— start of Recorded information —
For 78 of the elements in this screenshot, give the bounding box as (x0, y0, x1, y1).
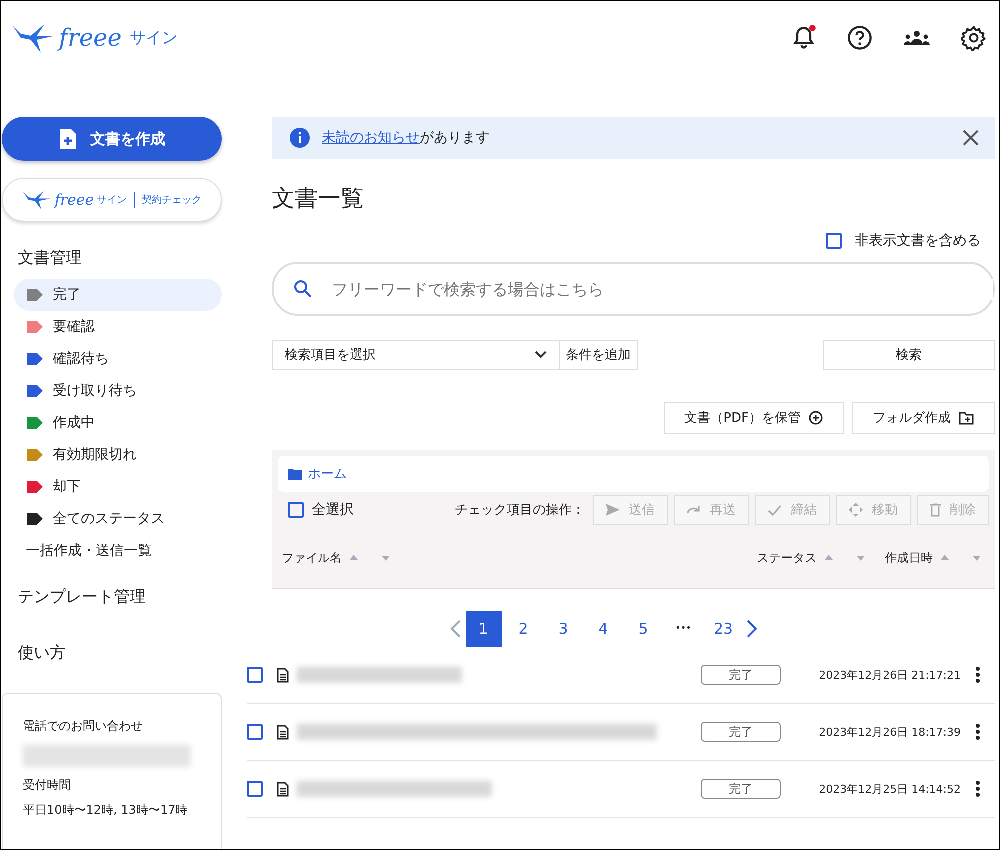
— end of Recorded information —
— start of Recorded information —
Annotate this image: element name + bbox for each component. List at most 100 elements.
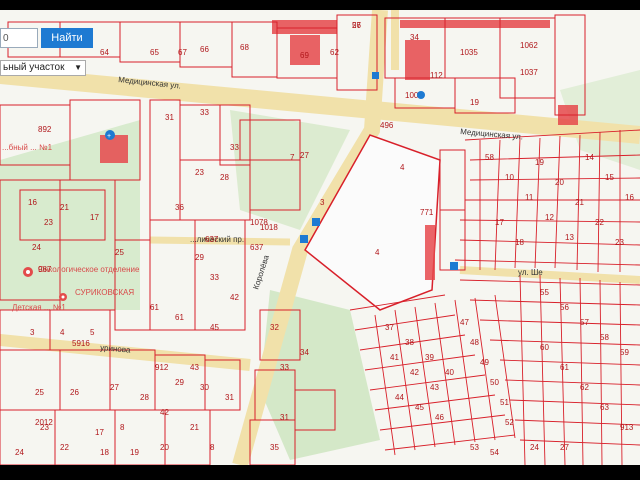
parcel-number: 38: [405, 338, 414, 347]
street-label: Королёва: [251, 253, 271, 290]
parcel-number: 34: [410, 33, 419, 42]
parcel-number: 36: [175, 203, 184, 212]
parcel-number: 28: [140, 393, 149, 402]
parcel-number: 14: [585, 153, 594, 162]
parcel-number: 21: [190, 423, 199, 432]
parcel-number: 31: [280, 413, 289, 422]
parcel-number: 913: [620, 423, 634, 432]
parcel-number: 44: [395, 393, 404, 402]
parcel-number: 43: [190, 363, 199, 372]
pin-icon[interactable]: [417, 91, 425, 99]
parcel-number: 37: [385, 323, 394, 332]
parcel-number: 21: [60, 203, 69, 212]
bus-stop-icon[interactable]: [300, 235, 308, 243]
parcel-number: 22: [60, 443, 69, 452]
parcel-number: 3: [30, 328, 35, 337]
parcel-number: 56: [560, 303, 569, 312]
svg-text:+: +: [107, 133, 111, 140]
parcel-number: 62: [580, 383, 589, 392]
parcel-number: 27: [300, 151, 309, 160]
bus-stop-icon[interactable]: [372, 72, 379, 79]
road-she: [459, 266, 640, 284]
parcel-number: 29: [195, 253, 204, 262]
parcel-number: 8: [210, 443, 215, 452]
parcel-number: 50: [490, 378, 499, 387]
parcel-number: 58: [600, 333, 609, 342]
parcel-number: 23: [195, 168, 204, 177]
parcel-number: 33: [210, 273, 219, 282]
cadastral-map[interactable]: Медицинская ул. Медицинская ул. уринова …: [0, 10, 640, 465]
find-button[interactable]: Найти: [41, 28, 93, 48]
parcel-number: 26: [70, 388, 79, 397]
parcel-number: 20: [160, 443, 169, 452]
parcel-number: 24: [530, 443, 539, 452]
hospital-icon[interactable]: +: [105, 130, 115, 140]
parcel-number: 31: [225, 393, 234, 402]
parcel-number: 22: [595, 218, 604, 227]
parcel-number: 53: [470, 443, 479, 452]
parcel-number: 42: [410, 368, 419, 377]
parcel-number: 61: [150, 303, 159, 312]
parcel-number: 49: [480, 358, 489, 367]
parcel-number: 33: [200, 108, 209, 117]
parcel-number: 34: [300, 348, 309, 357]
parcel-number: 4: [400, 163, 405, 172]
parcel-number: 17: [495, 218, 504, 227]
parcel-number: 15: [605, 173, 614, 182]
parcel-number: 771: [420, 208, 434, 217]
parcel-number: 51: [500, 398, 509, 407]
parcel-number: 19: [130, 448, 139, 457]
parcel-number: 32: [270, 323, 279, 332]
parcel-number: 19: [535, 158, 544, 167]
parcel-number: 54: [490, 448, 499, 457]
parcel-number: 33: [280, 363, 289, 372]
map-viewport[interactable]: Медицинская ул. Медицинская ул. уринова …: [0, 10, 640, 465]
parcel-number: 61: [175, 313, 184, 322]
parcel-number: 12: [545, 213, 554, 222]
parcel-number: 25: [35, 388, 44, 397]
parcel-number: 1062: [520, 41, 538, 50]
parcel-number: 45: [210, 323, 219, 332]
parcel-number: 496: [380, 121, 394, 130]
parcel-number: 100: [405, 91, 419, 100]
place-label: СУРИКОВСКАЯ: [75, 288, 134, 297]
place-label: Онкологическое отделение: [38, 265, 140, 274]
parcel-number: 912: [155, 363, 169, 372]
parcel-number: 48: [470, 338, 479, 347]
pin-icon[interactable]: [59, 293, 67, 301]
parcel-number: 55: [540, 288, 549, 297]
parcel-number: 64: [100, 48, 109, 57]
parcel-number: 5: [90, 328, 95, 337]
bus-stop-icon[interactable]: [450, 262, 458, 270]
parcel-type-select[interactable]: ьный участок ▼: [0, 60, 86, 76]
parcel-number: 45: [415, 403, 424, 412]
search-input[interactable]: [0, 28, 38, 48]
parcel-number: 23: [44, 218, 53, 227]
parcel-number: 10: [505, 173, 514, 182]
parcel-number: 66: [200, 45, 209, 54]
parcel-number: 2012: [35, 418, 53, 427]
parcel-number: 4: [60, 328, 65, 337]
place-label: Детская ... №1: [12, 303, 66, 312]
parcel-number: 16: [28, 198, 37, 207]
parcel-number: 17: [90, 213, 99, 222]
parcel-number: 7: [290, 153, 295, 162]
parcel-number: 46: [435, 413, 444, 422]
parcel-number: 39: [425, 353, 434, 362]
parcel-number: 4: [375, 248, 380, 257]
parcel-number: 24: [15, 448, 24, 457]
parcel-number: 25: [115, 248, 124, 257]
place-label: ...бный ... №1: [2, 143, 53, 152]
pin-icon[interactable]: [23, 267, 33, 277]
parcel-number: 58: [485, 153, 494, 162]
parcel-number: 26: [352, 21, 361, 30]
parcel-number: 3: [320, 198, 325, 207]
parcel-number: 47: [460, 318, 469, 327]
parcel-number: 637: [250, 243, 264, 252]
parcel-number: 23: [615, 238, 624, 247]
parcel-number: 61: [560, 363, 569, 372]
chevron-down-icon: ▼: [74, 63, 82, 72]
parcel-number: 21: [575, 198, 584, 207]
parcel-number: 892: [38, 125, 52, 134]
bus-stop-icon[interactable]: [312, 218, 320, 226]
— end of Recorded information —
— start of Recorded information —
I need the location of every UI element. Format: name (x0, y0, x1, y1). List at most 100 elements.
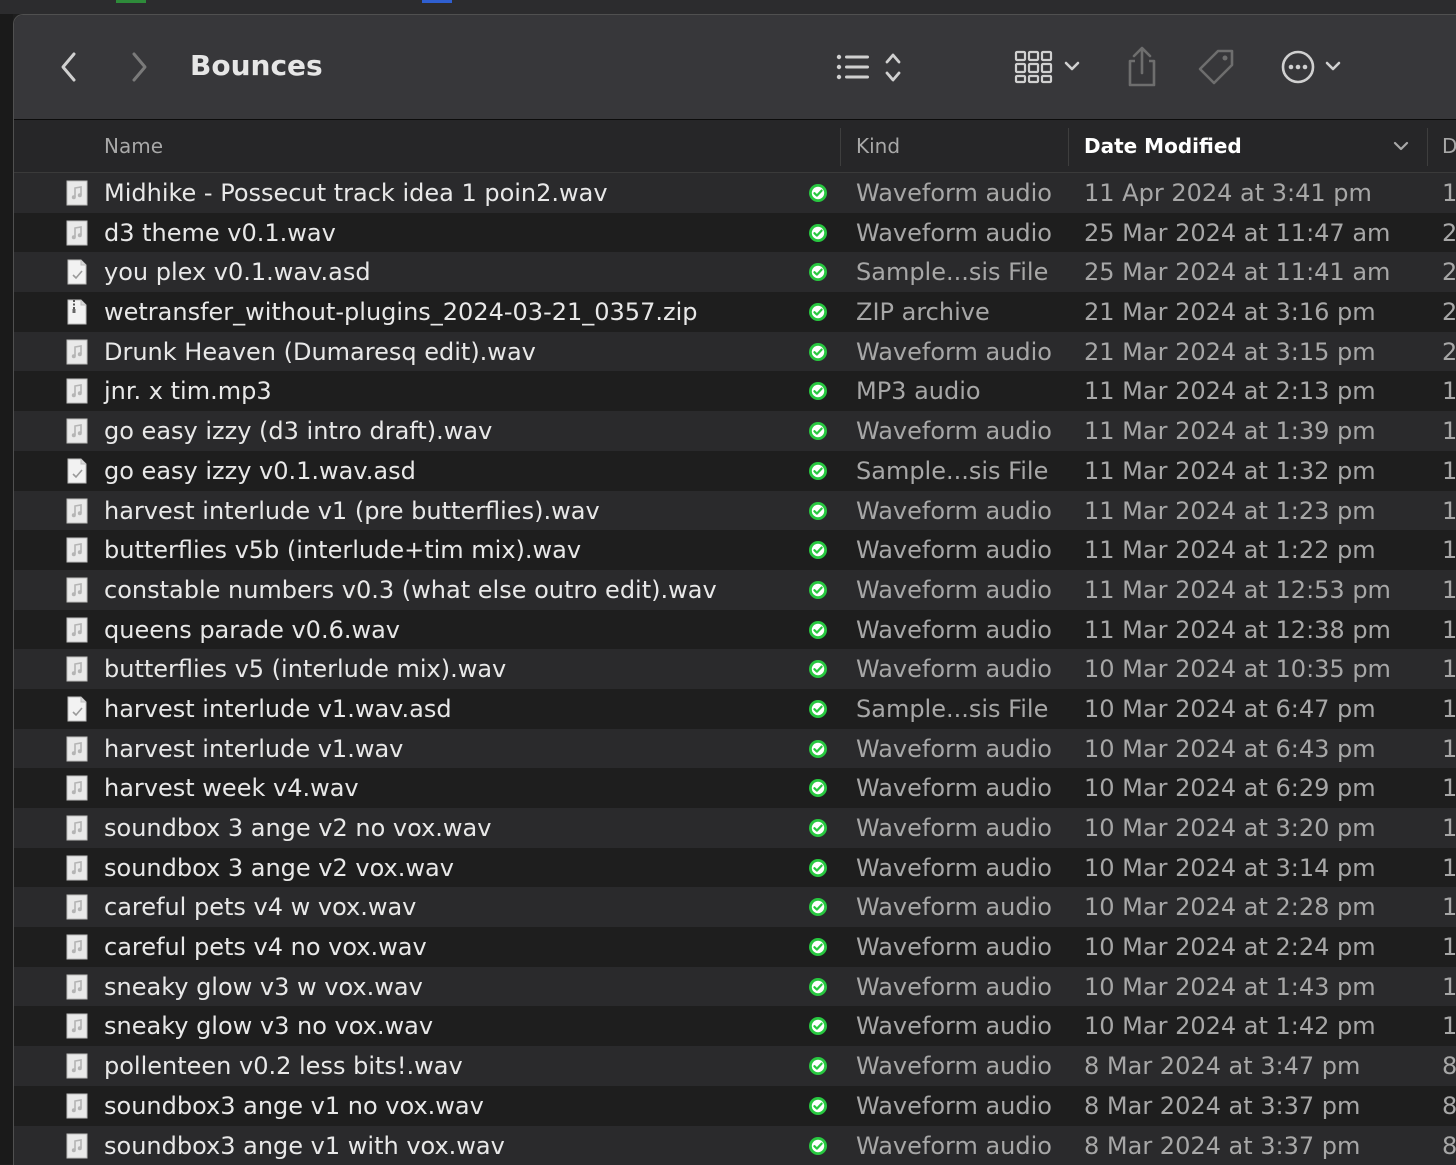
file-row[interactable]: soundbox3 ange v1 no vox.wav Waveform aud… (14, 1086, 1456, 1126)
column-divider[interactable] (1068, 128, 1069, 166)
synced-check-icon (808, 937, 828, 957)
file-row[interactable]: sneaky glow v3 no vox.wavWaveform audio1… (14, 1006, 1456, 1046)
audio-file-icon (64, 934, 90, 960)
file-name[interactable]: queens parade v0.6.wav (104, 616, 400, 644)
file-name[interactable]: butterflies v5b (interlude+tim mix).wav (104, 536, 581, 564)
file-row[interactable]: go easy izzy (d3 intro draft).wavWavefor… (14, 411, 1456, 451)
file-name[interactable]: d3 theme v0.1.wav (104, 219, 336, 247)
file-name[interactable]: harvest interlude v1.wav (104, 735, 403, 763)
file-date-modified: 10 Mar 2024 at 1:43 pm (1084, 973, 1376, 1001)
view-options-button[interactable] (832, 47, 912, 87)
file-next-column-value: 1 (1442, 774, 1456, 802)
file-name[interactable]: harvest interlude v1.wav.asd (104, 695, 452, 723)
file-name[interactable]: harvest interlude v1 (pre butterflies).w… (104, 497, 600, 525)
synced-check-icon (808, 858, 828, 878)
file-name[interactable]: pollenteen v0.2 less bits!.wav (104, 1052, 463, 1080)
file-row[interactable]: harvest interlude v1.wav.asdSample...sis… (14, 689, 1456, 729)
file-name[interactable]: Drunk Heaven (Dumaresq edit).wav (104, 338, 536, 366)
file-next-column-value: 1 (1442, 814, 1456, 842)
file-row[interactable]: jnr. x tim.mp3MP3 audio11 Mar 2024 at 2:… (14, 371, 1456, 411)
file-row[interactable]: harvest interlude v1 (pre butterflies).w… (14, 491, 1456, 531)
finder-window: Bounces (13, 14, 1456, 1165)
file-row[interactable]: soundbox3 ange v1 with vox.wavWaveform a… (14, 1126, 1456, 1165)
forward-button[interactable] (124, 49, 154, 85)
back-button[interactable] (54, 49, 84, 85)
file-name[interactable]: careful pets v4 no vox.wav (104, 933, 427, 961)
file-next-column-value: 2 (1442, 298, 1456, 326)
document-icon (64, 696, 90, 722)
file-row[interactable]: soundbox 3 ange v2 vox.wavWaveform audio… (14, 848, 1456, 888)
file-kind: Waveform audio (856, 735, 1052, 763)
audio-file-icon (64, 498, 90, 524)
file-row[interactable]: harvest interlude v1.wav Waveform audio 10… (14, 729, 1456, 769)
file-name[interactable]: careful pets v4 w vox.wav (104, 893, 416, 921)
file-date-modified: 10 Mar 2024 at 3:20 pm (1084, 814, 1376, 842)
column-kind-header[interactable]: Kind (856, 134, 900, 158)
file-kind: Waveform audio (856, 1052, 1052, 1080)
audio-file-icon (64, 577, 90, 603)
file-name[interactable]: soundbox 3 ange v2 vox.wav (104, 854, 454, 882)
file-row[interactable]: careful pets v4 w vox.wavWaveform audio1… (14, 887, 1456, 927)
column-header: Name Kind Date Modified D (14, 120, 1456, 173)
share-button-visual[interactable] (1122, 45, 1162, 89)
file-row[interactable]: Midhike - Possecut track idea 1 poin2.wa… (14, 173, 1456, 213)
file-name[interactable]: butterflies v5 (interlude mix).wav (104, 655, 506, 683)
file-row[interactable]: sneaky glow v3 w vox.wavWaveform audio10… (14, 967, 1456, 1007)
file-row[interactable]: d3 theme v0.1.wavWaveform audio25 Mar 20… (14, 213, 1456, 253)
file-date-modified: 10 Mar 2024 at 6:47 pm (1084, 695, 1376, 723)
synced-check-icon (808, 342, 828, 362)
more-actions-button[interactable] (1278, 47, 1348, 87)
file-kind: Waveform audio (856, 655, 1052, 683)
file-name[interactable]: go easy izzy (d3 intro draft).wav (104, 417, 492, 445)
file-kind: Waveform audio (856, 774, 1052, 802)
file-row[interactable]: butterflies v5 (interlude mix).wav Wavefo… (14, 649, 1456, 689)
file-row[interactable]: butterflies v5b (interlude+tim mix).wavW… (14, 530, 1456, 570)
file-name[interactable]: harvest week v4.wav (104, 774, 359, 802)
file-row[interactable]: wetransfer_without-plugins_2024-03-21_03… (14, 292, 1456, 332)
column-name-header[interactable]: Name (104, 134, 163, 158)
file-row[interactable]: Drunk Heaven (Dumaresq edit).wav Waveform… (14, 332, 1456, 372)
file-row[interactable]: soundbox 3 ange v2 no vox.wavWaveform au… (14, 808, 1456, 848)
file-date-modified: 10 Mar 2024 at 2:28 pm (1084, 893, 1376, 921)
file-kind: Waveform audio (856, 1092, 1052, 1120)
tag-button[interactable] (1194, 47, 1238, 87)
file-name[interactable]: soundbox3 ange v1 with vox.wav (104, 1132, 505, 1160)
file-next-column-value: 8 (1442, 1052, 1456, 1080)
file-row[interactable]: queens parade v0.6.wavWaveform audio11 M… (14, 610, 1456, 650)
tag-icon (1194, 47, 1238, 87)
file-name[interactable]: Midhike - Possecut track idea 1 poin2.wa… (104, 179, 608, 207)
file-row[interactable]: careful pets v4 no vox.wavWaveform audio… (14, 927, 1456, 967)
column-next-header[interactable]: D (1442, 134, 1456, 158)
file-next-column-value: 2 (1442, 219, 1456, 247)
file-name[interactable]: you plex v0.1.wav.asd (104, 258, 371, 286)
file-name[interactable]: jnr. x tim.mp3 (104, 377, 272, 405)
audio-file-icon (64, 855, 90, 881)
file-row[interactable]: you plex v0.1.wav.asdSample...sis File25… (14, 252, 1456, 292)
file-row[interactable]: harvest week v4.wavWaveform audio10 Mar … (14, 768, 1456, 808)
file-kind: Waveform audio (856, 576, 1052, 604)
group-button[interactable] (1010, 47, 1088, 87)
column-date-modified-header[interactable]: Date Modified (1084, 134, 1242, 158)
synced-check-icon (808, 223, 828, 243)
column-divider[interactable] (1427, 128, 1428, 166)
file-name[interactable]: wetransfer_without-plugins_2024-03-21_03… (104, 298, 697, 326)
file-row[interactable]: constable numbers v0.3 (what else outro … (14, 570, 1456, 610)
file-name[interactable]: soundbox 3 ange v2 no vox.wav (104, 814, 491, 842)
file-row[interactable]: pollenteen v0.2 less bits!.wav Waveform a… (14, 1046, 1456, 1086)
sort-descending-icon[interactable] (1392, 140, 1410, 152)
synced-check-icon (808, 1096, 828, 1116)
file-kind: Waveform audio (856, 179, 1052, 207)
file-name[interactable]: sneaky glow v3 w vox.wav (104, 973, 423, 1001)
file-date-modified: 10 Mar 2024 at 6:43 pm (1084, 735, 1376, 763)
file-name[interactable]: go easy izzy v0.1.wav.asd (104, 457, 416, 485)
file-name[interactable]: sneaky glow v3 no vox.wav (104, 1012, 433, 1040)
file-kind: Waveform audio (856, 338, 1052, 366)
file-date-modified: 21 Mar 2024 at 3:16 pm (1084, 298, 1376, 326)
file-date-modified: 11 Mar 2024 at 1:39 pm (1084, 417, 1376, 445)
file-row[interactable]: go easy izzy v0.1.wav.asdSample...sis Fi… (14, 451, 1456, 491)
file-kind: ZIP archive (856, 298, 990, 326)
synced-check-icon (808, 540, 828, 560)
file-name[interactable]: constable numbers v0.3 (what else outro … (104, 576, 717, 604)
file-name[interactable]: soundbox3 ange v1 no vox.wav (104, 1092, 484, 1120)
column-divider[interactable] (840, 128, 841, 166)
— end of Recorded information —
* To do: Lay out the part that opens with the line containing "I need the location" and closes with the line containing "synced-check-icon (808, 937, 828, 957)" as a two-column CSV headed input_text and output_text. Give one row per text and its answer, with each in a single quoted field and line breaks replaced by spaces. Leave the pictures out.

* Task solution:
input_text,output_text
"I need the location of every UI element. Format: name (x0, y0, x1, y1). List at most 100 elements.","file-row[interactable]: soundbox3 ange v1 no vox.wav Waveform aud… (14, 1086, 1456, 1126) column-divider[interactable] (1068, 128, 1069, 166) synced-check-icon (808, 937, 828, 957)"